__Provided information__.
..............................

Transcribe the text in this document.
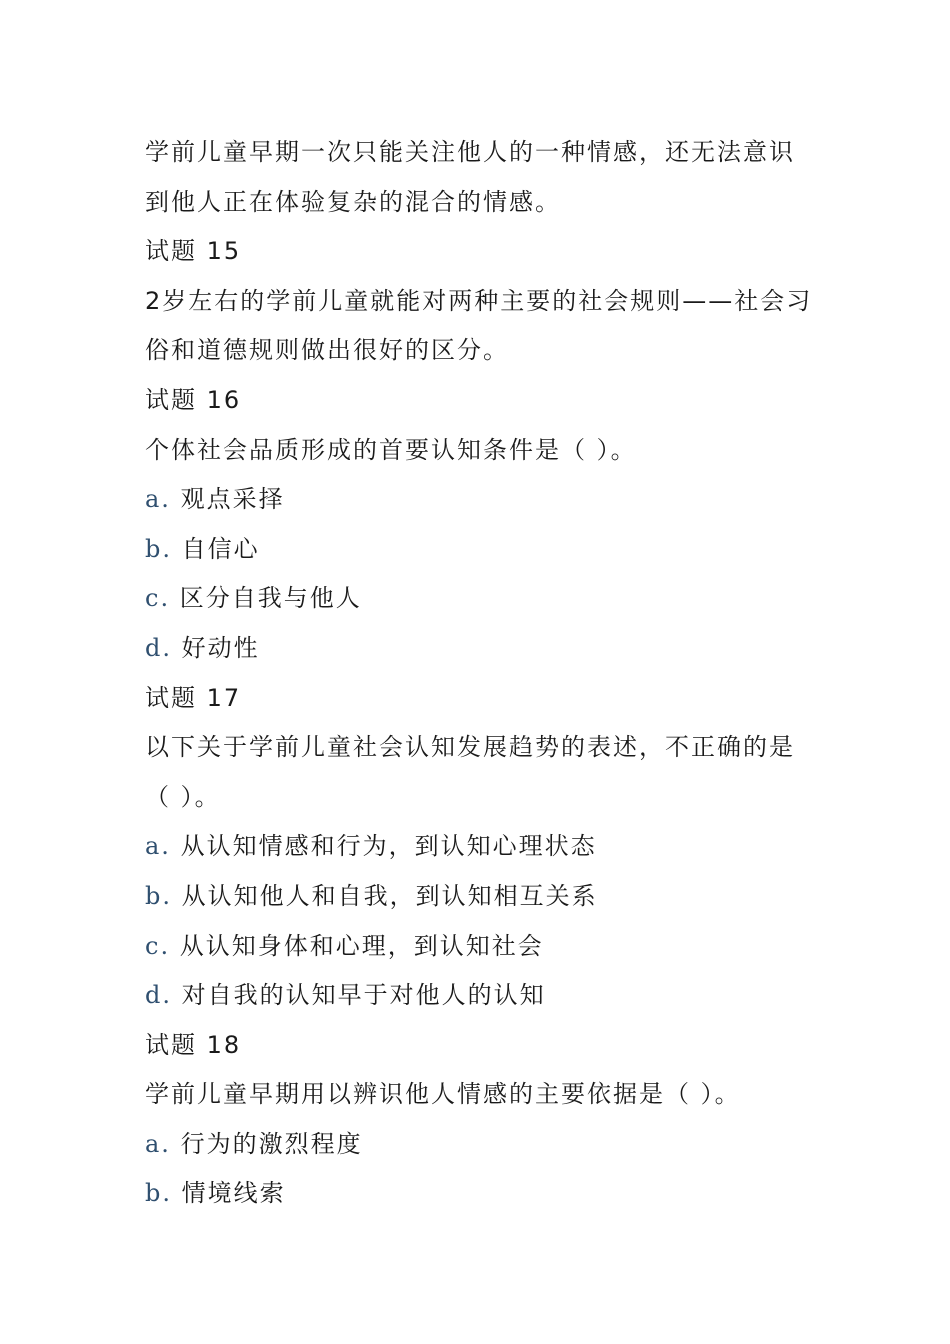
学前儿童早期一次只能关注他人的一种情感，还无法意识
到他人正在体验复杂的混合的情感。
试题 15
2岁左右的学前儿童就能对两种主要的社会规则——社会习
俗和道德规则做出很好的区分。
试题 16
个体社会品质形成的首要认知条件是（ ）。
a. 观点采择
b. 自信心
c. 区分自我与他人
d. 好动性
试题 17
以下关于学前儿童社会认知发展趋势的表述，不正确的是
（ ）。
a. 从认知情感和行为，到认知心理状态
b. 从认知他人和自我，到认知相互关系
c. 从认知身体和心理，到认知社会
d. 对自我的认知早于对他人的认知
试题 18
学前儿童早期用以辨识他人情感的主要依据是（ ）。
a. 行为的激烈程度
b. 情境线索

..............................

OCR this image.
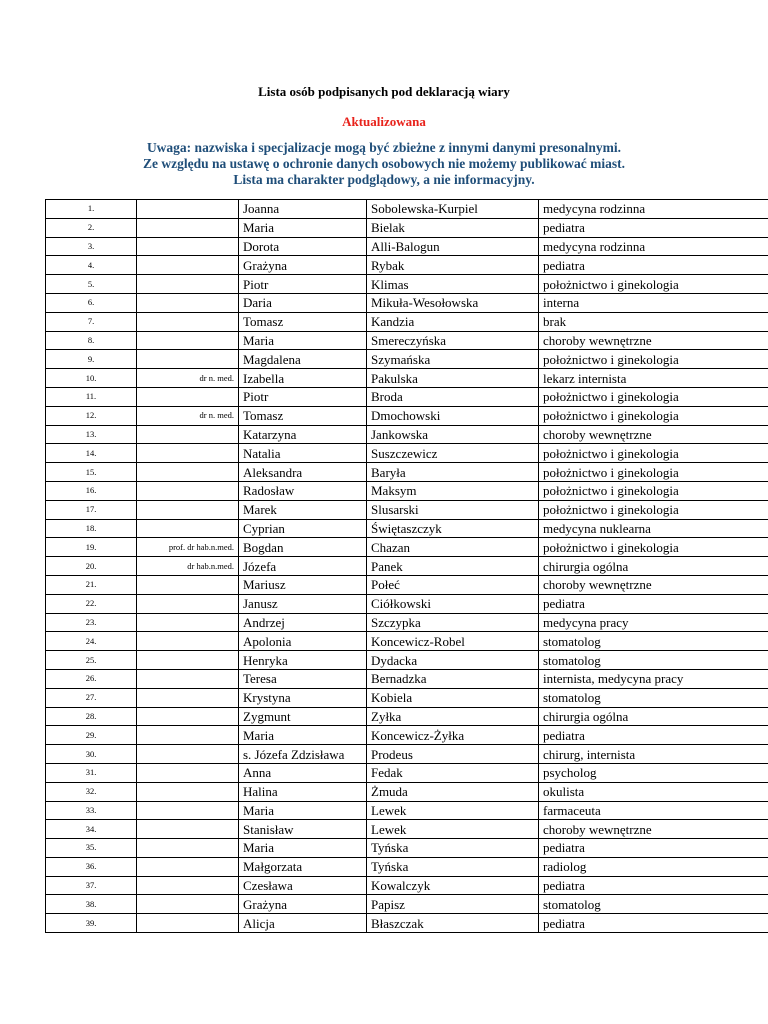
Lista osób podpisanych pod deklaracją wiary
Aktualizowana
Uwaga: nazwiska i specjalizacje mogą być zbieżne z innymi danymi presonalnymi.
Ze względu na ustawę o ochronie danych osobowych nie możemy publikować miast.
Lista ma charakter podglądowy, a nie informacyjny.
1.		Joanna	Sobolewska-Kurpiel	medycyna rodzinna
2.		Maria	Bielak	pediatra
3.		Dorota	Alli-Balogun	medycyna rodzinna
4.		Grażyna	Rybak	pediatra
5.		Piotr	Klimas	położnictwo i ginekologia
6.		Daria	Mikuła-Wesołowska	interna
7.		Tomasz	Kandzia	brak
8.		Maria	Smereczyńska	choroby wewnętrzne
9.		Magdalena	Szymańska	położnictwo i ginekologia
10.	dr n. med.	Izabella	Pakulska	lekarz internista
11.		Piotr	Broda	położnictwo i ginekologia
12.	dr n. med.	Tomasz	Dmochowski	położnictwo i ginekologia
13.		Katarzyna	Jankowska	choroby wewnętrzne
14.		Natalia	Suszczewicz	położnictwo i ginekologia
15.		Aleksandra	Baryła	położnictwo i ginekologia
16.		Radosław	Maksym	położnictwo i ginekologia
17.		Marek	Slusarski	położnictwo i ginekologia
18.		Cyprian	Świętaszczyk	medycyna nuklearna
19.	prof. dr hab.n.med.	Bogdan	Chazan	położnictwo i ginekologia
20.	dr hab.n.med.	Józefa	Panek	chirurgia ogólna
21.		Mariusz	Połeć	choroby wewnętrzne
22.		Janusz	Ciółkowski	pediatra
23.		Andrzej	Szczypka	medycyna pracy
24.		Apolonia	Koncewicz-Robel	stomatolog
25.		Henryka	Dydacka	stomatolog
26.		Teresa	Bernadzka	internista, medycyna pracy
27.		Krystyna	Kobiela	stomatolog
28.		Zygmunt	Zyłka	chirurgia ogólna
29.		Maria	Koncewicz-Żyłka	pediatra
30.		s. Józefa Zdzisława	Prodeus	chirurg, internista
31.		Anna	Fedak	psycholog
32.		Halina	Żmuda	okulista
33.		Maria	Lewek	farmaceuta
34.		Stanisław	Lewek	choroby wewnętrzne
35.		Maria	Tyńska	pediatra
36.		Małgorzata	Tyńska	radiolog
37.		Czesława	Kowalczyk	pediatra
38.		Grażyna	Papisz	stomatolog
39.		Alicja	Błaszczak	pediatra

..............................

__Task__.
State only the number of lines in these entries that contain "Maria".

__Full answer__.
5